[Source records]
***
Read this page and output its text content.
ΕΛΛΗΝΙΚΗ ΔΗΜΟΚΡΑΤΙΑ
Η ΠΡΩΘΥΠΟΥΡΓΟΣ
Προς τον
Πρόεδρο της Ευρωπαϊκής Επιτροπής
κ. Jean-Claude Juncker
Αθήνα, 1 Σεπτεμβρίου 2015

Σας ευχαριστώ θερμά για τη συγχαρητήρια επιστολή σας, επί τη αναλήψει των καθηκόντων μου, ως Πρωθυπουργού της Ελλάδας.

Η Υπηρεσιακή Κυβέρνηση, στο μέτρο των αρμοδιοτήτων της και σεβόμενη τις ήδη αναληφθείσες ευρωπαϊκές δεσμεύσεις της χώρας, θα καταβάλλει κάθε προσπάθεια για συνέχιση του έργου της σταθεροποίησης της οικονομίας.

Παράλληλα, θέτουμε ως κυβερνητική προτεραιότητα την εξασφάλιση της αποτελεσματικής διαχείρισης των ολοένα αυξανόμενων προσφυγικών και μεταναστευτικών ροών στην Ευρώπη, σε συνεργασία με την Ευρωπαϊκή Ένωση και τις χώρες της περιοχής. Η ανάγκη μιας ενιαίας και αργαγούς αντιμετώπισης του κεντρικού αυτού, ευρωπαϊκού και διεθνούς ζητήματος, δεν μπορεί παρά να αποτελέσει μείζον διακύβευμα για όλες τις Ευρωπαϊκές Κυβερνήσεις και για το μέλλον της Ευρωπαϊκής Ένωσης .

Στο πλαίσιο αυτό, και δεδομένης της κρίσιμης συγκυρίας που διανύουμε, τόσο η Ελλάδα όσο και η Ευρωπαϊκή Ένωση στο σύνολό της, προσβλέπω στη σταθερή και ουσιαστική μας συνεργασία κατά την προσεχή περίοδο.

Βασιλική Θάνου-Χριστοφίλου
***
§ **To do**: Copy out the full listing exactly.

§ **Solution to this task**:
Read this page and output its text content.
ΕΛΛΗΝΙΚΗ ΔΗΜΟΚΡΑΤΙΑ
Η ΠΡΩΘΥΠΟΥΡΓΟΣ
Προς τον
Πρόεδρο της Ευρωπαϊκής Επιτροπής
κ. Jean-Claude Juncker
Αθήνα, 1 Σεπτεμβρίου 2015

Σας ευχαριστώ θερμά για τη συγχαρητήρια επιστολή σας, επί τη αναλήψει των καθηκόντων μου, ως Πρωθυπουργού της Ελλάδας.

Η Υπηρεσιακή Κυβέρνηση, στο μέτρο των αρμοδιοτήτων της και σεβόμενη τις ήδη αναληφθείσες ευρωπαϊκές δεσμεύσεις της χώρας, θα καταβάλλει κάθε προσπάθεια για συνέχιση του έργου της σταθεροποίησης της οικονομίας.

Παράλληλα, θέτουμε ως κυβερνητική προτεραιότητα την εξασφάλιση της αποτελεσματικής διαχείρισης των ολοένα αυξανόμενων προσφυγικών και μεταναστευτικών ροών στην Ευρώπη, σε συνεργασία με την Ευρωπαϊκή Ένωση και τις χώρες της περιοχής. Η ανάγκη μιας ενιαίας και αργαγούς αντιμετώπισης του κεντρικού αυτού, ευρωπαϊκού και διεθνούς ζητήματος, δεν μπορεί παρά να αποτελέσει μείζον διακύβευμα για όλες τις Ευρωπαϊκές Κυβερνήσεις και για το μέλλον της Ευρωπαϊκής Ένωσης .

Στο πλαίσιο αυτό, και δεδομένης της κρίσιμης συγκυρίας που διανύουμε, τόσο η Ελλάδα όσο και η Ευρωπαϊκή Ένωση στο σύνολό της, προσβλέπω στη σταθερή και ουσιαστική μας συνεργασία κατά την προσεχή περίοδο.

Βασιλική Θάνου-Χριστοφίλου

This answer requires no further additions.